■ GIVEN EXERCISE: Locate all lines with the word "frac" and copy them out.

[Data records]

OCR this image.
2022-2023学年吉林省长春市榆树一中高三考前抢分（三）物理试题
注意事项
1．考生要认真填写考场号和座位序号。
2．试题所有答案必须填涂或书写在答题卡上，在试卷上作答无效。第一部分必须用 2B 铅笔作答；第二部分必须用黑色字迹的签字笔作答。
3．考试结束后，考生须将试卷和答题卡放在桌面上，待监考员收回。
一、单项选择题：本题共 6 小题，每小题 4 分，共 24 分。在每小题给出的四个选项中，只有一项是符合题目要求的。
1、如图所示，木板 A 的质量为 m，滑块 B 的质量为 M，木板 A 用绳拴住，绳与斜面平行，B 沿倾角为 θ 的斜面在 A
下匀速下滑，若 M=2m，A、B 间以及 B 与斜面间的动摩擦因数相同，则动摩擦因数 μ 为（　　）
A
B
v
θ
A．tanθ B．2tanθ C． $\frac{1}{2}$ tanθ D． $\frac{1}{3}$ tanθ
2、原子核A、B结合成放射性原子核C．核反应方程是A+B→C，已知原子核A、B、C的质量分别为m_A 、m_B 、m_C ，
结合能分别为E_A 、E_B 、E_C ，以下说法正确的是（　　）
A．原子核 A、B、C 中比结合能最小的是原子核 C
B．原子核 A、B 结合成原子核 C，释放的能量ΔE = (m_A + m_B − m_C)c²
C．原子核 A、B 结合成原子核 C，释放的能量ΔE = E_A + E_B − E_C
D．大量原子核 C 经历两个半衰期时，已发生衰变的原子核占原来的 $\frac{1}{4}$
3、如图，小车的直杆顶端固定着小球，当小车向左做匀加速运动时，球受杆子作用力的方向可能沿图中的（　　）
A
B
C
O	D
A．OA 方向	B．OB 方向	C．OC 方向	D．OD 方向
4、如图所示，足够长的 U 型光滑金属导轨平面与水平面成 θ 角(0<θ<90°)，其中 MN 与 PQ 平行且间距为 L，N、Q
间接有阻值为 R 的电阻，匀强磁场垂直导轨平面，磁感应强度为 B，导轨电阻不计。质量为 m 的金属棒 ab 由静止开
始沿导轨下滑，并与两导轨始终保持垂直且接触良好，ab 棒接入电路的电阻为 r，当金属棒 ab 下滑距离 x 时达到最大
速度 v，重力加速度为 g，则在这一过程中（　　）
...
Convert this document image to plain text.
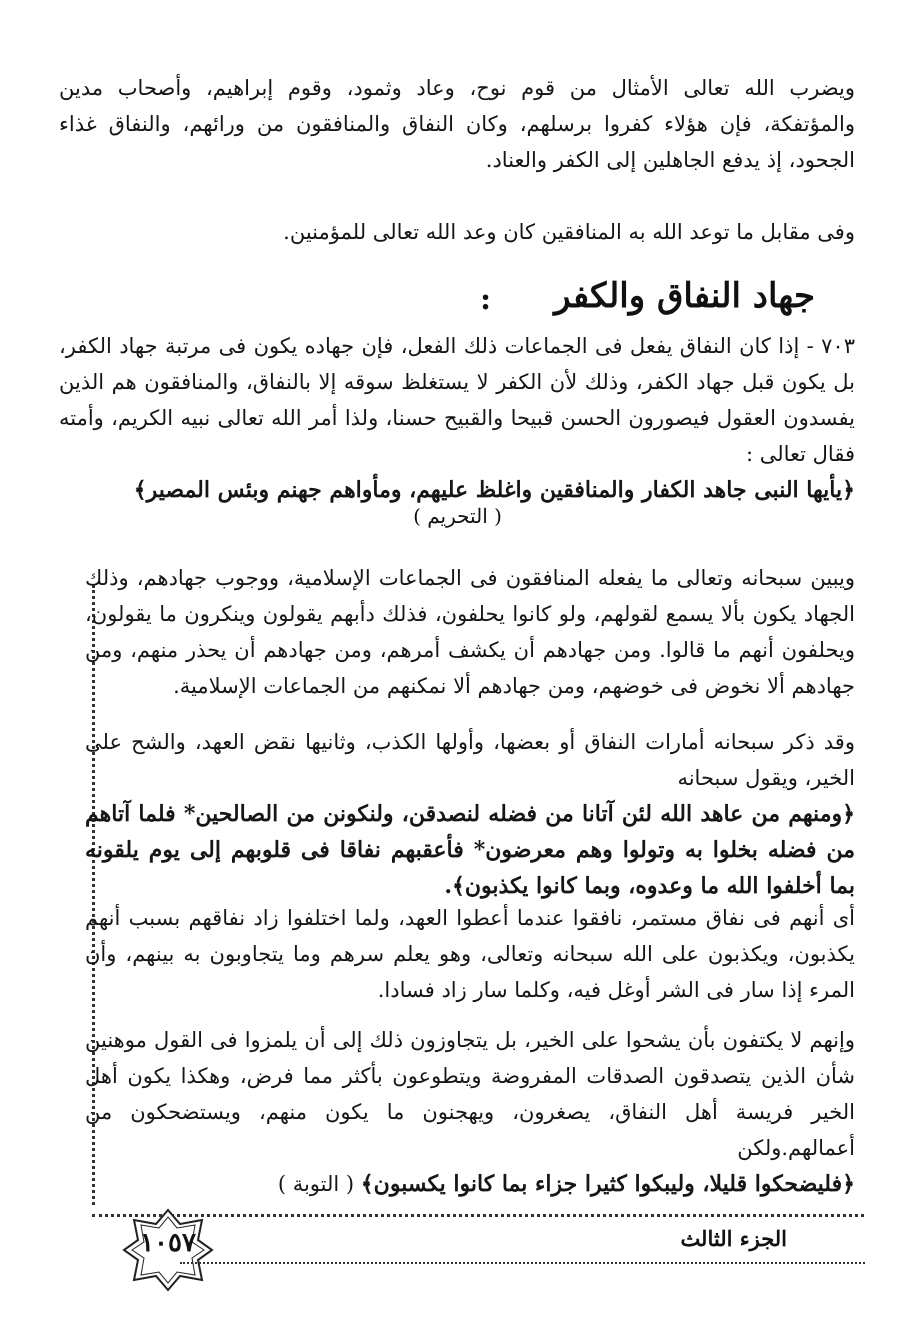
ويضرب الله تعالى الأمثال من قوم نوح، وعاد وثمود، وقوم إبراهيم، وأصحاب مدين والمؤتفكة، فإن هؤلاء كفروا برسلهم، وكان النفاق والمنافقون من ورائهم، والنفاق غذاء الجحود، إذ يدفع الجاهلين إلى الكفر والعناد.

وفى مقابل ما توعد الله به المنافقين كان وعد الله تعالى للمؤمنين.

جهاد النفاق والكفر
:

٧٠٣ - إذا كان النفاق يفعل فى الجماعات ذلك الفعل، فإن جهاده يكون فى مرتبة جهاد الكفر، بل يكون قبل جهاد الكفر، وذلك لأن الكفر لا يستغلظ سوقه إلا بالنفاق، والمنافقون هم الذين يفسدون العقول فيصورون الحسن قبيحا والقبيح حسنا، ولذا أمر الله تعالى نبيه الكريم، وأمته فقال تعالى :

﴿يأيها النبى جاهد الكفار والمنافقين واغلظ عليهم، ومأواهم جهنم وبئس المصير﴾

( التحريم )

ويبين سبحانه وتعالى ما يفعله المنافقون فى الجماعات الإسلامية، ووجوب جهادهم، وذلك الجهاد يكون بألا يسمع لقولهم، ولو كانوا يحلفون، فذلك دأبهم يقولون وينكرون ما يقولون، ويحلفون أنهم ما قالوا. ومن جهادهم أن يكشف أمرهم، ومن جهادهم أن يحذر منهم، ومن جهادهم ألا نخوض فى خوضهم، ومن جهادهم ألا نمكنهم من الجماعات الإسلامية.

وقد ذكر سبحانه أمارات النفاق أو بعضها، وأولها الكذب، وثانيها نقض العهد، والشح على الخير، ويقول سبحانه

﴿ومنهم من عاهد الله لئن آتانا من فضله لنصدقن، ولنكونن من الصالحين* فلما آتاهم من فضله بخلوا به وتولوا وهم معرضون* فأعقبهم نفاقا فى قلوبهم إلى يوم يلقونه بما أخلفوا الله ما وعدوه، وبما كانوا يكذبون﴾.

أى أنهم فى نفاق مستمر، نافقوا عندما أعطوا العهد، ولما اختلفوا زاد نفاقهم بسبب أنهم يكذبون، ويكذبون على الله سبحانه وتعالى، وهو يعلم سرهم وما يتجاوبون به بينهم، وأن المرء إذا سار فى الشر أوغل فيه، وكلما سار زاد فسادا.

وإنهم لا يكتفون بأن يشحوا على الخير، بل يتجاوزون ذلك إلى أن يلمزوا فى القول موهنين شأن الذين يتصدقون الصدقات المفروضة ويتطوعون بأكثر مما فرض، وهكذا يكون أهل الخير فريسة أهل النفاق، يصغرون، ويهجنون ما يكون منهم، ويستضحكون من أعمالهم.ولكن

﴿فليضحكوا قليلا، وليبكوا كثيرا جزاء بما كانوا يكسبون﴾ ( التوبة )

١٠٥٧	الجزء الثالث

■ RESULT OF THIS EXERCISE:
A．tanθ B．2tanθ C． $\frac{1}{2}$ tanθ D． $\frac{1}{3}$ tanθ
D．大量原子核 C 经历两个半衰期时，已发生衰变的原子核占原来的 $\frac{1}{4}$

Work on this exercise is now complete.